Directions -> All of the entries need to be written out again, exactly as they are.
[Source material start]
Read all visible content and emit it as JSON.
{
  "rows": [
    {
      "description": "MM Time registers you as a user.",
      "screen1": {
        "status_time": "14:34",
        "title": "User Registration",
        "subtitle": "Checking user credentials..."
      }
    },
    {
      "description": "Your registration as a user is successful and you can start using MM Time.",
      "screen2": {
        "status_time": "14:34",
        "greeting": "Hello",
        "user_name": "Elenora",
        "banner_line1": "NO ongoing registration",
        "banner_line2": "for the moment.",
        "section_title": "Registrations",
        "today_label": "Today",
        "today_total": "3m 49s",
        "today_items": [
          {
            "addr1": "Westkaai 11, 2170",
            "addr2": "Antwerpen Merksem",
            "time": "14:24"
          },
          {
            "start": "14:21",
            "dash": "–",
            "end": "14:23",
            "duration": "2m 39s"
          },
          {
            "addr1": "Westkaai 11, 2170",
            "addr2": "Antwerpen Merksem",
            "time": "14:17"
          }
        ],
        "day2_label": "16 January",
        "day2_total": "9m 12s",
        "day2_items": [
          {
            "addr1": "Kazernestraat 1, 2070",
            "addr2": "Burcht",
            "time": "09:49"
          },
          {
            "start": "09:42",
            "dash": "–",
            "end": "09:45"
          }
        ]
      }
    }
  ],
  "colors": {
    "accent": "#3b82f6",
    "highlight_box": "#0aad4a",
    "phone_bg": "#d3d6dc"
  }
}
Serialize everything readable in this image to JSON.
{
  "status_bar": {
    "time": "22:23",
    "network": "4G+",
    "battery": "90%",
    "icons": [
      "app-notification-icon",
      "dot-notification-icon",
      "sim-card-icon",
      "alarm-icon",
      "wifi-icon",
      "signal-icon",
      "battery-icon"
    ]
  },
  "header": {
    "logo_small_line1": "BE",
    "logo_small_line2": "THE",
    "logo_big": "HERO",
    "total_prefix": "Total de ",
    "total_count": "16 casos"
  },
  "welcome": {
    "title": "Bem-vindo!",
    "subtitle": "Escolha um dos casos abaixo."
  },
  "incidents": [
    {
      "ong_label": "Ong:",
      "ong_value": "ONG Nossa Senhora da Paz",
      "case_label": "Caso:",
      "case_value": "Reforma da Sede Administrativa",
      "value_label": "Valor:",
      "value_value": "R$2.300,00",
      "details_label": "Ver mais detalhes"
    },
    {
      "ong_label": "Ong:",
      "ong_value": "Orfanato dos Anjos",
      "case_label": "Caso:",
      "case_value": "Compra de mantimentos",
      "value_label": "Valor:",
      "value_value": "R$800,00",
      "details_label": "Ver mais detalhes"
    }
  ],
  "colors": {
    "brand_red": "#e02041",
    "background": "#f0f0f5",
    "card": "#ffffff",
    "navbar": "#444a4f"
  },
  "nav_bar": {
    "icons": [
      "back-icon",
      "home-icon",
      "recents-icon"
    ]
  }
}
[Source material end]
Complete response ->
Read all visible content and emit it as JSON.
{
  "rows": [
    {
      "description": "MM Time registers you as a user.",
      "screen1": {
        "status_time": "14:34",
        "title": "User Registration",
        "subtitle": "Checking user credentials..."
      }
    },
    {
      "description": "Your registration as a user is successful and you can start using MM Time.",
      "screen2": {
        "status_time": "14:34",
        "greeting": "Hello",
        "user_name": "Elenora",
        "banner_line1": "NO ongoing registration",
        "banner_line2": "for the moment.",
        "section_title": "Registrations",
        "today_label": "Today",
        "today_total": "3m 49s",
        "today_items": [
          {
            "addr1": "Westkaai 11, 2170",
            "addr2": "Antwerpen Merksem",
            "time": "14:24"
          },
          {
            "start": "14:21",
            "dash": "–",
            "end": "14:23",
            "duration": "2m 39s"
          },
          {
            "addr1": "Westkaai 11, 2170",
            "addr2": "Antwerpen Merksem",
            "time": "14:17"
          }
        ],
        "day2_label": "16 January",
        "day2_total": "9m 12s",
        "day2_items": [
          {
            "addr1": "Kazernestraat 1, 2070",
            "addr2": "Burcht",
            "time": "09:49"
          },
          {
            "start": "09:42",
            "dash": "–",
            "end": "09:45"
          }
        ]
      }
    }
  ],
  "colors": {
    "accent": "#3b82f6",
    "highlight_box": "#0aad4a",
    "phone_bg": "#d3d6dc"
  }
}
Serialize everything readable in this image to JSON.
{
  "status_bar": {
    "time": "22:23",
    "network": "4G+",
    "battery": "90%",
    "icons": [
      "app-notification-icon",
      "dot-notification-icon",
      "sim-card-icon",
      "alarm-icon",
      "wifi-icon",
      "signal-icon",
      "battery-icon"
    ]
  },
  "header": {
    "logo_small_line1": "BE",
    "logo_small_line2": "THE",
    "logo_big": "HERO",
    "total_prefix": "Total de ",
    "total_count": "16 casos"
  },
  "welcome": {
    "title": "Bem-vindo!",
    "subtitle": "Escolha um dos casos abaixo."
  },
  "incidents": [
    {
      "ong_label": "Ong:",
      "ong_value": "ONG Nossa Senhora da Paz",
      "case_label": "Caso:",
      "case_value": "Reforma da Sede Administrativa",
      "value_label": "Valor:",
      "value_value": "R$2.300,00",
      "details_label": "Ver mais detalhes"
    },
    {
      "ong_label": "Ong:",
      "ong_value": "Orfanato dos Anjos",
      "case_label": "Caso:",
      "case_value": "Compra de mantimentos",
      "value_label": "Valor:",
      "value_value": "R$800,00",
      "details_label": "Ver mais detalhes"
    }
  ],
  "colors": {
    "brand_red": "#e02041",
    "background": "#f0f0f5",
    "card": "#ffffff",
    "navbar": "#444a4f"
  },
  "nav_bar": {
    "icons": [
      "back-icon",
      "home-icon",
      "recents-icon"
    ]
  }
}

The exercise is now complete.